* _KUTIPAN SUMBER_
+++++

Sekda Bukan Sekadar Jabatan, Melainkan Arah Moral Birokrasi, Oleh: Aldo el-Haz Kaffa

Foto: Repro BidikNews.net

Seleksi Sekretaris Daerah (sekda) Provinsi Nusa Tenggara Barat 2025 sejatinya bukan sekadar peristiwa administratif rutin. Ia adalah momentum etis dan strategis: tentang ke mana arah birokrasi NTB hendak dibawa, tentang nilai apa yang ingin ditegakkan, dan tentang standar kepemimpinan seperti apa yang pantas menjadi wajah pemerintahan daerah.

Sekda bukan hanya pejabat tertinggi ASN di daerah. Ia adalah poros koordinasi, penjaga ritme kebijakan, dan penentu iklim kerja birokrasi. Karena itu, menilai Sekda hanya dari kecakapan teknis dan kelengkapan administrasi adalah kekeliruan mendasar. Yang lebih utama justru integritas, keteladanan, dan kebersihan rekam jejak. Di titik inilah publik berhak bersuara—bukan untuk menghakimi, melainkan menjaga kewarasan sistem.

Seleksi Terbuka: Benar, Tapi Tidak Cukup

Seleksi terbuka Jabatan Pimpinan Tinggi Madya adalah kemajuan penting dalam reformasi birokrasi. Proses yang melibatkan Panitia Seleksi independen, asesmen BKN, dan mekanisme berlapis adalah fondasi meritokrasi yang patut diapresiasi. Namun harus disadari, prosedur yang sah belum tentu melahirkan kepemimpinan yang tepat, jika tidak disertai keberanian moral dalam mengambil keputusan akhir. 

Asesmen BKN Mengukur Kompetensi. Pansel Menyaring Kapasitas. Tetapi keputusan akhir menyangkut integritas dan kepercayaan publik—dan itu tidak selalu bisa ditangkap oleh instrumen tes semata.

Tentang Rekam Jejak dan Etika Kepatutan

Isu mengenai kandidat yang berulang kali dipanggil aparat penegak hukum—meski berstatus saksi dan belum ditetapkan tersangka—tidak bisa dipandang remeh dalam konteks jabatan Sekda. Ini bukan soal asas praduga tak bersalah yang harus tetap dihormati. Itu prinsip hukum. Tetapi jabatan Sekda bekerja pada ranah kepercayaan publik, bukan semata-mata pembuktian pidana.

+++++

* _PETUNJUK TUGAS_
(a) Jawablah pertanyaan berikut berdasarkan teks opini tentang seleksi Sekda NTB.
(i) Menurut teks opini itu, apa saja yang lebih utama daripada kecakapan teknis dan kelengkapan administrasi dalam menilai Sekda?
(ii) Apa yang diukur oleh asesmen BKN?
(iii) Apa status kandidat yang berulang kali dipanggil aparat penegak hukum?
(b) Lanjutkan teks opini tentang seleksi Sekda NTB mulai setelah kalimat terakhirnya.

* _BAHAN YANG DIBERIKAN_
+++++

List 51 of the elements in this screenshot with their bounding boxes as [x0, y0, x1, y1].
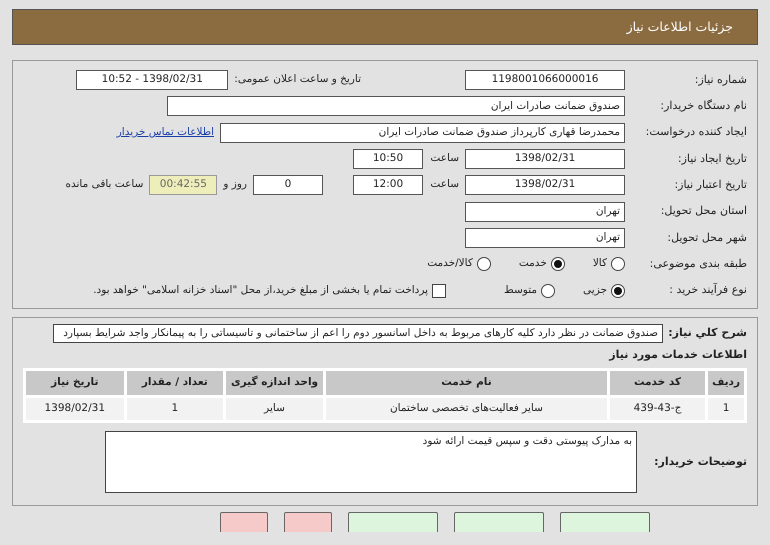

+++++

* _JAWABAN YANG DIHARAPKAN_
(a)
(i) Integritas, keteladanan, dan kebersihan rekam jejak.
(ii) Kompetensi.
(iii) Berstatus saksi dan belum ditetapkan sebagai tersangka.

(b)
Dalam etika pemerintahan modern, dikenal prinsip clean and proper, bukan sekadar legal or illegal. Artinya: boleh jadi seseorang tidak bersalah secara hukum, tetapi belum tentu layak secara etik untuk menjadi wajah tertinggi birokrasi. Sekda yang setiap saat harus memberi arahan moral kepada ribuan ASN, tidak boleh berada dalam bayang-bayang polemik hukum, sekecil apa pun itu. Birokrasi membutuhkan ketenangan, bukan kegamangan.

Sekda Lokal vs Sekda dari Luar: Soal Konteks, Bukan Sentimen

Masuknya kandidat dari luar NTB adalah sah dan konstitusional. Meritokrasi memang tidak mengenal batas geografis. Namun ada satu hal yang tak boleh diabaikan: pemahaman konteks sosial, kultural, dan psikologi birokrasi daerah.

NTB bukan hanya wilayah administratif, tetapi ruang sosial dengan karakter, sejarah, dan sensitivitas sendiri. Sekda harus mampu membaca denyut itu—bukan sekadar mengelola angka, dokumen, dan laporan. Maka, pertanyaan yang relevan bukan “lokal atau luar”, melainkan: siapa yang paling mampu menyatukan birokrasi, siapa yang paling minim resistensi, dan siapa yang paling cepat bekerja tanpa menimbulkan kegaduhan internal.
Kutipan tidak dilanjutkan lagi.